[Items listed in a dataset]
__________
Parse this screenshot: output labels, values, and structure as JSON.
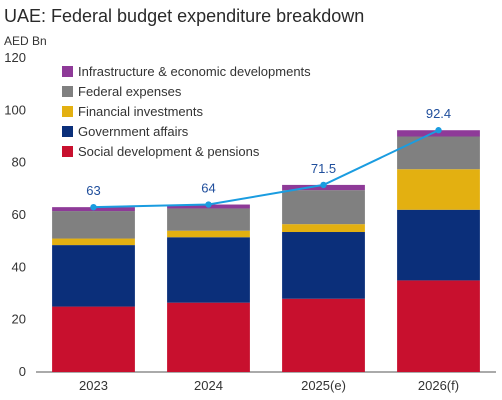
{
  "title": "UAE: Federal budget expenditure breakdown",
  "unit_label": "AED Bn",
  "chart_data": {
    "type": "bar",
    "stacked": true,
    "categories": [
      "2023",
      "2024",
      "2025(e)",
      "2026(f)"
    ],
    "ylim": [
      0,
      120
    ],
    "yticks": [
      0,
      20,
      40,
      60,
      80,
      100,
      120
    ],
    "series": [
      {
        "name": "Social development & pensions",
        "color": "#c8102e",
        "values": [
          25,
          26.5,
          28,
          35
        ]
      },
      {
        "name": "Government affairs",
        "color": "#0b2f7a",
        "values": [
          23.5,
          25,
          25.5,
          27
        ]
      },
      {
        "name": "Financial investments",
        "color": "#e3b011",
        "values": [
          2.5,
          2.5,
          3,
          15.5
        ]
      },
      {
        "name": "Federal expenses",
        "color": "#808080",
        "values": [
          10.5,
          8.5,
          13,
          12.5
        ]
      },
      {
        "name": "Infrastructure & economic developments",
        "color": "#8e3a98",
        "values": [
          1.5,
          1.5,
          2,
          2.4
        ]
      }
    ],
    "totals": {
      "name": "Total",
      "color": "#1a9ce0",
      "values": [
        63,
        64,
        71.5,
        92.4
      ],
      "labels": [
        "63",
        "64",
        "71.5",
        "92.4"
      ]
    },
    "legend": {
      "position": "top-left",
      "order": [
        "Infrastructure & economic developments",
        "Federal expenses",
        "Financial investments",
        "Government affairs",
        "Social development & pensions"
      ]
    },
    "grid": false
  }
}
__________
▶ _EXERCISE OBJECTIVE_
Please set down each line of the data above exactly as written, without the pictures.

▶ _RESPONSE TO THIS TASK_
Parse this screenshot: output labels, values, and structure as JSON.
{
  "title": "UAE: Federal budget expenditure breakdown",
  "unit_label": "AED Bn",
  "chart_data": {
    "type": "bar",
    "stacked": true,
    "categories": [
      "2023",
      "2024",
      "2025(e)",
      "2026(f)"
    ],
    "ylim": [
      0,
      120
    ],
    "yticks": [
      0,
      20,
      40,
      60,
      80,
      100,
      120
    ],
    "series": [
      {
        "name": "Social development & pensions",
        "color": "#c8102e",
        "values": [
          25,
          26.5,
          28,
          35
        ]
      },
      {
        "name": "Government affairs",
        "color": "#0b2f7a",
        "values": [
          23.5,
          25,
          25.5,
          27
        ]
      },
      {
        "name": "Financial investments",
        "color": "#e3b011",
        "values": [
          2.5,
          2.5,
          3,
          15.5
        ]
      },
      {
        "name": "Federal expenses",
        "color": "#808080",
        "values": [
          10.5,
          8.5,
          13,
          12.5
        ]
      },
      {
        "name": "Infrastructure & economic developments",
        "color": "#8e3a98",
        "values": [
          1.5,
          1.5,
          2,
          2.4
        ]
      }
    ],
    "totals": {
      "name": "Total",
      "color": "#1a9ce0",
      "values": [
        63,
        64,
        71.5,
        92.4
      ],
      "labels": [
        "63",
        "64",
        "71.5",
        "92.4"
      ]
    },
    "legend": {
      "position": "top-left",
      "order": [
        "Infrastructure & economic developments",
        "Federal expenses",
        "Financial investments",
        "Government affairs",
        "Social development & pensions"
      ]
    },
    "grid": false
  }
}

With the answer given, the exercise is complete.